### Your task:
Below are records; count the lines in them that hold "Datenträger" and give only the count.

(Stored data)
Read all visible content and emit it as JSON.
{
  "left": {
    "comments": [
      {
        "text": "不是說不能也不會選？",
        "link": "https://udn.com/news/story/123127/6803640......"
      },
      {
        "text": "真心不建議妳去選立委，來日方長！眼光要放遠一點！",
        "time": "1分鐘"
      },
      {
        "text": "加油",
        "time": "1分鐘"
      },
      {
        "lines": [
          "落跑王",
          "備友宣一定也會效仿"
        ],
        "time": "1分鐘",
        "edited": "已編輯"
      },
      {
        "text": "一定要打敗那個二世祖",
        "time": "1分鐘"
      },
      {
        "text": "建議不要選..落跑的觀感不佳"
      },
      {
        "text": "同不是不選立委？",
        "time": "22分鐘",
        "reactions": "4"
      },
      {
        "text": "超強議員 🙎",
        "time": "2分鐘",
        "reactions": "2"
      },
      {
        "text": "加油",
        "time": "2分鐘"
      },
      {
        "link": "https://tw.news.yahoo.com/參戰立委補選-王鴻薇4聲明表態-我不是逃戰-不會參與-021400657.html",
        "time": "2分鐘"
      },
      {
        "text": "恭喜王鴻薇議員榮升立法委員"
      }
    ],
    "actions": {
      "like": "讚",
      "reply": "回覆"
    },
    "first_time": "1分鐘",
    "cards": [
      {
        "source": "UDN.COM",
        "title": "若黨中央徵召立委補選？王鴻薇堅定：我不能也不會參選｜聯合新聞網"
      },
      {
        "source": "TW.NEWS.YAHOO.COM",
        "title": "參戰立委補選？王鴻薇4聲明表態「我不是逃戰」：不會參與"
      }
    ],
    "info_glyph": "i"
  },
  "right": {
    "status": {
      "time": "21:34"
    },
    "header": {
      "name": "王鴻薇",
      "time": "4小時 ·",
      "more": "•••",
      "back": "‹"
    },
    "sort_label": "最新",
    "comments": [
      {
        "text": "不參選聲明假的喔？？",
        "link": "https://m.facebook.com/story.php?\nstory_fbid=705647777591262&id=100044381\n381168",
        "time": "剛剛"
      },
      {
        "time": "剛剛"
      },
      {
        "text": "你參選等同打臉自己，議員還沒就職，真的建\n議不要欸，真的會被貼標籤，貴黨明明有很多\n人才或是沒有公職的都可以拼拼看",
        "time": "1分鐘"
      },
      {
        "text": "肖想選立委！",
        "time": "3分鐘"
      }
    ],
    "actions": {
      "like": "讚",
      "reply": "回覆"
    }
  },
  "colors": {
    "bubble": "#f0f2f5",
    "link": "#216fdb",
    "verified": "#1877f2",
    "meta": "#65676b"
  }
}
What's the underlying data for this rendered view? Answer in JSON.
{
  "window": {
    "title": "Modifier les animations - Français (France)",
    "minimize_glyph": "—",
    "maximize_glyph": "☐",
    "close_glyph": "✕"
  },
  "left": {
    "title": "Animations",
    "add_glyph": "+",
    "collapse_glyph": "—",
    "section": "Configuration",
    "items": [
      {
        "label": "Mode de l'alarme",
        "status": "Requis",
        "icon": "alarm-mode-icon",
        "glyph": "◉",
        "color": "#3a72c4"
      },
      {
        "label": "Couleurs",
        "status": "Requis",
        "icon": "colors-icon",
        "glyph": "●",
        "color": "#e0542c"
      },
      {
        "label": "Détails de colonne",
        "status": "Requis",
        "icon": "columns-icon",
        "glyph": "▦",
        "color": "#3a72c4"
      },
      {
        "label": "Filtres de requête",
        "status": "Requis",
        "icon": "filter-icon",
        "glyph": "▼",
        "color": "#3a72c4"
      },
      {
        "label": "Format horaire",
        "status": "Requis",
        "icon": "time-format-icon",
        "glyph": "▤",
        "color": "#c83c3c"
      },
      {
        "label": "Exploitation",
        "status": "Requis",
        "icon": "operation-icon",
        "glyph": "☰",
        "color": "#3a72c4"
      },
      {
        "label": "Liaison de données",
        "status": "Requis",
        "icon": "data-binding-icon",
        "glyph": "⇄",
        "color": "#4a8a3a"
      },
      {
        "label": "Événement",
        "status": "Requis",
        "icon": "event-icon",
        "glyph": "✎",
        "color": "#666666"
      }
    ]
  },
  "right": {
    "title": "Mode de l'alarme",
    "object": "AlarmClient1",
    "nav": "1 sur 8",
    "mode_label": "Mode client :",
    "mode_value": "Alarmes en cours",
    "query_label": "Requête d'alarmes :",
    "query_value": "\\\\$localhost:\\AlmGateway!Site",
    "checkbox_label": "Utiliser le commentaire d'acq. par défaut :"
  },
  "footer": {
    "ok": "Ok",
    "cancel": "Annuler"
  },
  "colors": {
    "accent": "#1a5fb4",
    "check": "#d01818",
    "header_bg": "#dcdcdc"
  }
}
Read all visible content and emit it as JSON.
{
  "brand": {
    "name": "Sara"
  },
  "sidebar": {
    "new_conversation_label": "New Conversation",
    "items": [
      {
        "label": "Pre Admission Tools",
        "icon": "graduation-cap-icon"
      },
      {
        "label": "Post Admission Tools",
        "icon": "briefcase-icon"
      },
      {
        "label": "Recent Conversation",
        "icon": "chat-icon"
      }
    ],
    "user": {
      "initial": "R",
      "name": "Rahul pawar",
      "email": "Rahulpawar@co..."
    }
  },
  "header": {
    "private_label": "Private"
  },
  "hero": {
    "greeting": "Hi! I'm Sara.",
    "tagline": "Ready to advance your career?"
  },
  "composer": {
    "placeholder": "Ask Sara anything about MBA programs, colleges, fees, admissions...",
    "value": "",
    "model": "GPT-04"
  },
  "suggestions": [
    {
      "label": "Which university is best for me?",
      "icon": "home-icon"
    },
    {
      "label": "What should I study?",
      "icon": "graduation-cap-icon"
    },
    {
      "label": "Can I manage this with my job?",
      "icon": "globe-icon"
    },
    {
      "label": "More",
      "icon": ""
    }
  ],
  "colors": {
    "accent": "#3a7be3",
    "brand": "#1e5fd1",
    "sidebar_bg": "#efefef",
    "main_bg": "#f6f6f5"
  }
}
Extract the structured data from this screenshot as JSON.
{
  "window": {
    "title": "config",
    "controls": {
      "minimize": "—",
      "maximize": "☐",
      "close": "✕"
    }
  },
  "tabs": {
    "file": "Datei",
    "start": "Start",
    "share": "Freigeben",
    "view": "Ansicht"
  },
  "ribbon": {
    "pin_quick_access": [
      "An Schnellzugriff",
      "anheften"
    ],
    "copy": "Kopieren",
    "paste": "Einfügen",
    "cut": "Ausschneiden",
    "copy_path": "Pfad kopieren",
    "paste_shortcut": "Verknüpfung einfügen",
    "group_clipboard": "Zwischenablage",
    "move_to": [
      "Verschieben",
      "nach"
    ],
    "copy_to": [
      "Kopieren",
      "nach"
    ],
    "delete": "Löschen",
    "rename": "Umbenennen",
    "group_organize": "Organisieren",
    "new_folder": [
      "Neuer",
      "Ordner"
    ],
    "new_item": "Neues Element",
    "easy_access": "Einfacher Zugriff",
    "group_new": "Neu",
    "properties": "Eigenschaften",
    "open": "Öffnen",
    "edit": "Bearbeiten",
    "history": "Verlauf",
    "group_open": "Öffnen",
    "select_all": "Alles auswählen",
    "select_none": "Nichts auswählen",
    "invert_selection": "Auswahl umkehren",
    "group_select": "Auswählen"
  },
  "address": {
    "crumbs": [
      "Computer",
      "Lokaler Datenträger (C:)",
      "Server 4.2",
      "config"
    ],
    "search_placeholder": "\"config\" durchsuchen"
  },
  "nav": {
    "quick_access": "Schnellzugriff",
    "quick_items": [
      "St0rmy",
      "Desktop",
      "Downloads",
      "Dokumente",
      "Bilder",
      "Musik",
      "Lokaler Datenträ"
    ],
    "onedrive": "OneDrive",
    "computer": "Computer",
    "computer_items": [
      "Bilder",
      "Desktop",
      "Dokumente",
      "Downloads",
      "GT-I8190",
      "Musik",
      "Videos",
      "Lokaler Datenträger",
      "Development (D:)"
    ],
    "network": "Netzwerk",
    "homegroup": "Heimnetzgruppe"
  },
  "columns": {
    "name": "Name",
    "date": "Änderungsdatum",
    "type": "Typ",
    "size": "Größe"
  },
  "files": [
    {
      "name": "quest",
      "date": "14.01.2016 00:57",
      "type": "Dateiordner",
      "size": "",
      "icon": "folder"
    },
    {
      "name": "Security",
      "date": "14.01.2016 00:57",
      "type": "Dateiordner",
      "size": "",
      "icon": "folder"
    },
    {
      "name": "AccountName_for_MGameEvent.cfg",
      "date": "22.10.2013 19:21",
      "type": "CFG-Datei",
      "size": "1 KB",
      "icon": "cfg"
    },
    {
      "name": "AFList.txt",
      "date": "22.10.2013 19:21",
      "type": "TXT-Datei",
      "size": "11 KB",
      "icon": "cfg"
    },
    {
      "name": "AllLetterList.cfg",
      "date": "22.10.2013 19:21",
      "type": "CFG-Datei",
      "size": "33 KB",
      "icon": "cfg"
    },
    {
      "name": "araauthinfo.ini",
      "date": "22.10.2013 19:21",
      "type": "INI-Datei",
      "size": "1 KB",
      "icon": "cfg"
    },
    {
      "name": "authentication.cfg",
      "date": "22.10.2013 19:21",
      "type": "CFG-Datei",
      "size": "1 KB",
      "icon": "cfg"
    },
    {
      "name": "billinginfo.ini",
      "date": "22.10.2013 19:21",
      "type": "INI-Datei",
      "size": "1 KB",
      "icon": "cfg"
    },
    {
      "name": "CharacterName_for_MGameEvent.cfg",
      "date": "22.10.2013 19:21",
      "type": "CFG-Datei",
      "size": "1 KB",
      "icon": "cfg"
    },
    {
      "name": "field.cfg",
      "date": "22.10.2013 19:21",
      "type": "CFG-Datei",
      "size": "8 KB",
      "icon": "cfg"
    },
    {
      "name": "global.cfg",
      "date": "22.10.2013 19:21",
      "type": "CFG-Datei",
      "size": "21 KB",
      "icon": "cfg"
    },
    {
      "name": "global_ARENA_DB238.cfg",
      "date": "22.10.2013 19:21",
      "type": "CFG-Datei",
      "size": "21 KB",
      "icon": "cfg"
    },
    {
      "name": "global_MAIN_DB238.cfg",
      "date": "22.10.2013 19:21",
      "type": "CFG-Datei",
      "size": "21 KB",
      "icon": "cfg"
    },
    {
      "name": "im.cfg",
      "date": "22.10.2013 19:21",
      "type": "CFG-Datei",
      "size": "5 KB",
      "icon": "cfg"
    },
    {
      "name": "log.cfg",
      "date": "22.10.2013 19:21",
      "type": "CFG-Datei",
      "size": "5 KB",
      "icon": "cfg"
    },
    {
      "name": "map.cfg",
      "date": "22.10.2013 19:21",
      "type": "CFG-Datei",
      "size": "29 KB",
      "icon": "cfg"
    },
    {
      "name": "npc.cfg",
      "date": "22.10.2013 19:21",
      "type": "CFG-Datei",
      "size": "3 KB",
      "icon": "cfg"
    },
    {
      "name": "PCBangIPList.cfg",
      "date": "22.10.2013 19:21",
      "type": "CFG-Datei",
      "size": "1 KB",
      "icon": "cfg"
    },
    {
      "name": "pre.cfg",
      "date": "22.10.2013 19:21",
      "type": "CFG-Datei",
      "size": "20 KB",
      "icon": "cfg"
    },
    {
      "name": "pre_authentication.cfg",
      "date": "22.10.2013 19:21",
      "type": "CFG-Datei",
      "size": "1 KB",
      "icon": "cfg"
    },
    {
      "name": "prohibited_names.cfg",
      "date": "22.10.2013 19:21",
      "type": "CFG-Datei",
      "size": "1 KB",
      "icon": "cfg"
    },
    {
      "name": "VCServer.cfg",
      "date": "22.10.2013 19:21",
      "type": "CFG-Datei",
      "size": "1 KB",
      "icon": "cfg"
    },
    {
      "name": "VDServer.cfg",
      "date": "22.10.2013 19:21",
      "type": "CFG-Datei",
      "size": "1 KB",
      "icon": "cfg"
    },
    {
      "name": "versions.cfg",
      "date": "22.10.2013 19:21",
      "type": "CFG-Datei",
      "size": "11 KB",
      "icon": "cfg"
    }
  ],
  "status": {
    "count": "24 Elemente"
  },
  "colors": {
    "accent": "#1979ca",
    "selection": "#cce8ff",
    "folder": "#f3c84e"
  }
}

### Output of the exercise:
2